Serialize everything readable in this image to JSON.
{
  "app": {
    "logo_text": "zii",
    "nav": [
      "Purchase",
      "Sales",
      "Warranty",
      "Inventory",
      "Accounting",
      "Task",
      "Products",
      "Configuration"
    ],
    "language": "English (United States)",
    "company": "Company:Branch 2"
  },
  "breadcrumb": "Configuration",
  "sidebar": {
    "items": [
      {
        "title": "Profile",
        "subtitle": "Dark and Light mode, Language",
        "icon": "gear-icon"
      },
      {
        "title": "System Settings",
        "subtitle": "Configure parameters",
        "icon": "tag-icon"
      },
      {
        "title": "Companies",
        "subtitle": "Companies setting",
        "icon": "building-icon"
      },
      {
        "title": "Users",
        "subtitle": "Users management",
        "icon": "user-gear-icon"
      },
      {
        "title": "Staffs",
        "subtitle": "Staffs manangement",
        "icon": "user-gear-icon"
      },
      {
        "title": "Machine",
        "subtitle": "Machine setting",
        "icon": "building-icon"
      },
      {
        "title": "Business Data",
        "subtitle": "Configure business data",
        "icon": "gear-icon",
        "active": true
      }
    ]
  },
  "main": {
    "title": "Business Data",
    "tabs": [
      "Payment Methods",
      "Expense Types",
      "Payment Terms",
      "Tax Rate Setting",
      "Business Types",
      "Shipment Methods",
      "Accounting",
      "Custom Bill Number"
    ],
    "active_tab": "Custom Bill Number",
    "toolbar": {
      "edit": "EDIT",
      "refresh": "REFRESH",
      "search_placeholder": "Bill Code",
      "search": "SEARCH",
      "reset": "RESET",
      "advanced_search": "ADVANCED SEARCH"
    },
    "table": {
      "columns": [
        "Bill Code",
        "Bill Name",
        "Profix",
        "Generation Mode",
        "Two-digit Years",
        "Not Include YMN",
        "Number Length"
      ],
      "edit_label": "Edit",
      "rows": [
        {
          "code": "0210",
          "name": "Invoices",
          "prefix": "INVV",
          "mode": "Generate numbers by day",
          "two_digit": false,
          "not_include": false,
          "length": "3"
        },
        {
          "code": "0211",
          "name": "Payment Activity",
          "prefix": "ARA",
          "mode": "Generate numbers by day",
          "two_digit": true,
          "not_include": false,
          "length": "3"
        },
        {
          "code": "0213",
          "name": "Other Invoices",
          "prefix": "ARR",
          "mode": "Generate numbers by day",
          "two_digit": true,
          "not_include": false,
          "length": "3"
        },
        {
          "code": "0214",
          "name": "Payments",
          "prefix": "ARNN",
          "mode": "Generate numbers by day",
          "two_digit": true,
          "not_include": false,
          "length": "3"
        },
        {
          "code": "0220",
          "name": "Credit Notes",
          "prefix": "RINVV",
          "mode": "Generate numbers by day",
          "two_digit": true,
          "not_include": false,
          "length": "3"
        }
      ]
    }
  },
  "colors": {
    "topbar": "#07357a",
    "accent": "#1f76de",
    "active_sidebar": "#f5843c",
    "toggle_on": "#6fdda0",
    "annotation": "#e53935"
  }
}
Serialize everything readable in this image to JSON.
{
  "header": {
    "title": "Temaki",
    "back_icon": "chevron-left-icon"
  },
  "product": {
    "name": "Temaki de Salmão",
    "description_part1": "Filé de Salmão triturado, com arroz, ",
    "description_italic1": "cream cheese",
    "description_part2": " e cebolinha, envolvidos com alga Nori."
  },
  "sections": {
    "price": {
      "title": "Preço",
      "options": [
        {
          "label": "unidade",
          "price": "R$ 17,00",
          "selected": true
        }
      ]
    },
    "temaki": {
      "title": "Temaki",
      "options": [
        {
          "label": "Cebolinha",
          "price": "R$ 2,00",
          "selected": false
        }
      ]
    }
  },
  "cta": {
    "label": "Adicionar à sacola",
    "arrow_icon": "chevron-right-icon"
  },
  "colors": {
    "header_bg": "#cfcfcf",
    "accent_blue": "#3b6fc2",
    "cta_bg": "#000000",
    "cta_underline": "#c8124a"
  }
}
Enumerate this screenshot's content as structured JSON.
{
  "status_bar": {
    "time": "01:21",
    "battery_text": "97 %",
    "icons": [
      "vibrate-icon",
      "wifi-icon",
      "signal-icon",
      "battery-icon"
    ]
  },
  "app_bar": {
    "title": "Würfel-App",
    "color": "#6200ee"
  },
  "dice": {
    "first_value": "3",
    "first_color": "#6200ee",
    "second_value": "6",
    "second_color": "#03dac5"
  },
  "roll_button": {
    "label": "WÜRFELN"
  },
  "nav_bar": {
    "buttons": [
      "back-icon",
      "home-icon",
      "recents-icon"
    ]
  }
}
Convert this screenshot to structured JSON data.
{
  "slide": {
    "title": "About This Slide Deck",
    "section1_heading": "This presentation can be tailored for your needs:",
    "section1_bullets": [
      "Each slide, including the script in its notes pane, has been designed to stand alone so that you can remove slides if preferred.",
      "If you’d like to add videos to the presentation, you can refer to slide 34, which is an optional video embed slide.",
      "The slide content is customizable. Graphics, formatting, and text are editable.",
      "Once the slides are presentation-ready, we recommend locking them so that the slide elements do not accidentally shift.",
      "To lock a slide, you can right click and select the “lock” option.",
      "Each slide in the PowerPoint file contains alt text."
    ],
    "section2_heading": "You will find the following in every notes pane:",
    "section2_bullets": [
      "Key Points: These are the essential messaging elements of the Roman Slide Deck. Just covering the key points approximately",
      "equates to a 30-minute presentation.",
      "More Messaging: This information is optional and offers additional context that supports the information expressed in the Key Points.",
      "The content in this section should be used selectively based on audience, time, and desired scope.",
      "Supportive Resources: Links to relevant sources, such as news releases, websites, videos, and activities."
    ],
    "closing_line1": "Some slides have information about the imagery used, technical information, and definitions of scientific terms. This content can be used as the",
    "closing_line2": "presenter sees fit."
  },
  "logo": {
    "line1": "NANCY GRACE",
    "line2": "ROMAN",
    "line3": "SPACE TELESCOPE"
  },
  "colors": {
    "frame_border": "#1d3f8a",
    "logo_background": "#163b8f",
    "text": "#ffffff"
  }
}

########################################

• DIRECTIONS FOR THIS TASK: Retype all of the material above with every character intact.

• TASK RESULT:
Serialize everything readable in this image to JSON.
{
  "app": {
    "logo_text": "zii",
    "nav": [
      "Purchase",
      "Sales",
      "Warranty",
      "Inventory",
      "Accounting",
      "Task",
      "Products",
      "Configuration"
    ],
    "language": "English (United States)",
    "company": "Company:Branch 2"
  },
  "breadcrumb": "Configuration",
  "sidebar": {
    "items": [
      {
        "title": "Profile",
        "subtitle": "Dark and Light mode, Language",
        "icon": "gear-icon"
      },
      {
        "title": "System Settings",
        "subtitle": "Configure parameters",
        "icon": "tag-icon"
      },
      {
        "title": "Companies",
        "subtitle": "Companies setting",
        "icon": "building-icon"
      },
      {
        "title": "Users",
        "subtitle": "Users management",
        "icon": "user-gear-icon"
      },
      {
        "title": "Staffs",
        "subtitle": "Staffs manangement",
        "icon": "user-gear-icon"
      },
      {
        "title": "Machine",
        "subtitle": "Machine setting",
        "icon": "building-icon"
      },
      {
        "title": "Business Data",
        "subtitle": "Configure business data",
        "icon": "gear-icon",
        "active": true
      }
    ]
  },
  "main": {
    "title": "Business Data",
    "tabs": [
      "Payment Methods",
      "Expense Types",
      "Payment Terms",
      "Tax Rate Setting",
      "Business Types",
      "Shipment Methods",
      "Accounting",
      "Custom Bill Number"
    ],
    "active_tab": "Custom Bill Number",
    "toolbar": {
      "edit": "EDIT",
      "refresh": "REFRESH",
      "search_placeholder": "Bill Code",
      "search": "SEARCH",
      "reset": "RESET",
      "advanced_search": "ADVANCED SEARCH"
    },
    "table": {
      "columns": [
        "Bill Code",
        "Bill Name",
        "Profix",
        "Generation Mode",
        "Two-digit Years",
        "Not Include YMN",
        "Number Length"
      ],
      "edit_label": "Edit",
      "rows": [
        {
          "code": "0210",
          "name": "Invoices",
          "prefix": "INVV",
          "mode": "Generate numbers by day",
          "two_digit": false,
          "not_include": false,
          "length": "3"
        },
        {
          "code": "0211",
          "name": "Payment Activity",
          "prefix": "ARA",
          "mode": "Generate numbers by day",
          "two_digit": true,
          "not_include": false,
          "length": "3"
        },
        {
          "code": "0213",
          "name": "Other Invoices",
          "prefix": "ARR",
          "mode": "Generate numbers by day",
          "two_digit": true,
          "not_include": false,
          "length": "3"
        },
        {
          "code": "0214",
          "name": "Payments",
          "prefix": "ARNN",
          "mode": "Generate numbers by day",
          "two_digit": true,
          "not_include": false,
          "length": "3"
        },
        {
          "code": "0220",
          "name": "Credit Notes",
          "prefix": "RINVV",
          "mode": "Generate numbers by day",
          "two_digit": true,
          "not_include": false,
          "length": "3"
        }
      ]
    }
  },
  "colors": {
    "topbar": "#07357a",
    "accent": "#1f76de",
    "active_sidebar": "#f5843c",
    "toggle_on": "#6fdda0",
    "annotation": "#e53935"
  }
}
Serialize everything readable in this image to JSON.
{
  "header": {
    "title": "Temaki",
    "back_icon": "chevron-left-icon"
  },
  "product": {
    "name": "Temaki de Salmão",
    "description_part1": "Filé de Salmão triturado, com arroz, ",
    "description_italic1": "cream cheese",
    "description_part2": " e cebolinha, envolvidos com alga Nori."
  },
  "sections": {
    "price": {
      "title": "Preço",
      "options": [
        {
          "label": "unidade",
          "price": "R$ 17,00",
          "selected": true
        }
      ]
    },
    "temaki": {
      "title": "Temaki",
      "options": [
        {
          "label": "Cebolinha",
          "price": "R$ 2,00",
          "selected": false
        }
      ]
    }
  },
  "cta": {
    "label": "Adicionar à sacola",
    "arrow_icon": "chevron-right-icon"
  },
  "colors": {
    "header_bg": "#cfcfcf",
    "accent_blue": "#3b6fc2",
    "cta_bg": "#000000",
    "cta_underline": "#c8124a"
  }
}
Enumerate this screenshot's content as structured JSON.
{
  "status_bar": {
    "time": "01:21",
    "battery_text": "97 %",
    "icons": [
      "vibrate-icon",
      "wifi-icon",
      "signal-icon",
      "battery-icon"
    ]
  },
  "app_bar": {
    "title": "Würfel-App",
    "color": "#6200ee"
  },
  "dice": {
    "first_value": "3",
    "first_color": "#6200ee",
    "second_value": "6",
    "second_color": "#03dac5"
  },
  "roll_button": {
    "label": "WÜRFELN"
  },
  "nav_bar": {
    "buttons": [
      "back-icon",
      "home-icon",
      "recents-icon"
    ]
  }
}
Convert this screenshot to structured JSON data.
{
  "slide": {
    "title": "About This Slide Deck",
    "section1_heading": "This presentation can be tailored for your needs:",
    "section1_bullets": [
      "Each slide, including the script in its notes pane, has been designed to stand alone so that you can remove slides if preferred.",
      "If you’d like to add videos to the presentation, you can refer to slide 34, which is an optional video embed slide.",
      "The slide content is customizable. Graphics, formatting, and text are editable.",
      "Once the slides are presentation-ready, we recommend locking them so that the slide elements do not accidentally shift.",
      "To lock a slide, you can right click and select the “lock” option.",
      "Each slide in the PowerPoint file contains alt text."
    ],
    "section2_heading": "You will find the following in every notes pane:",
    "section2_bullets": [
      "Key Points: These are the essential messaging elements of the Roman Slide Deck. Just covering the key points approximately",
      "equates to a 30-minute presentation.",
      "More Messaging: This information is optional and offers additional context that supports the information expressed in the Key Points.",
      "The content in this section should be used selectively based on audience, time, and desired scope.",
      "Supportive Resources: Links to relevant sources, such as news releases, websites, videos, and activities."
    ],
    "closing_line1": "Some slides have information about the imagery used, technical information, and definitions of scientific terms. This content can be used as the",
    "closing_line2": "presenter sees fit."
  },
  "logo": {
    "line1": "NANCY GRACE",
    "line2": "ROMAN",
    "line3": "SPACE TELESCOPE"
  },
  "colors": {
    "frame_border": "#1d3f8a",
    "logo_background": "#163b8f",
    "text": "#ffffff"
  }
}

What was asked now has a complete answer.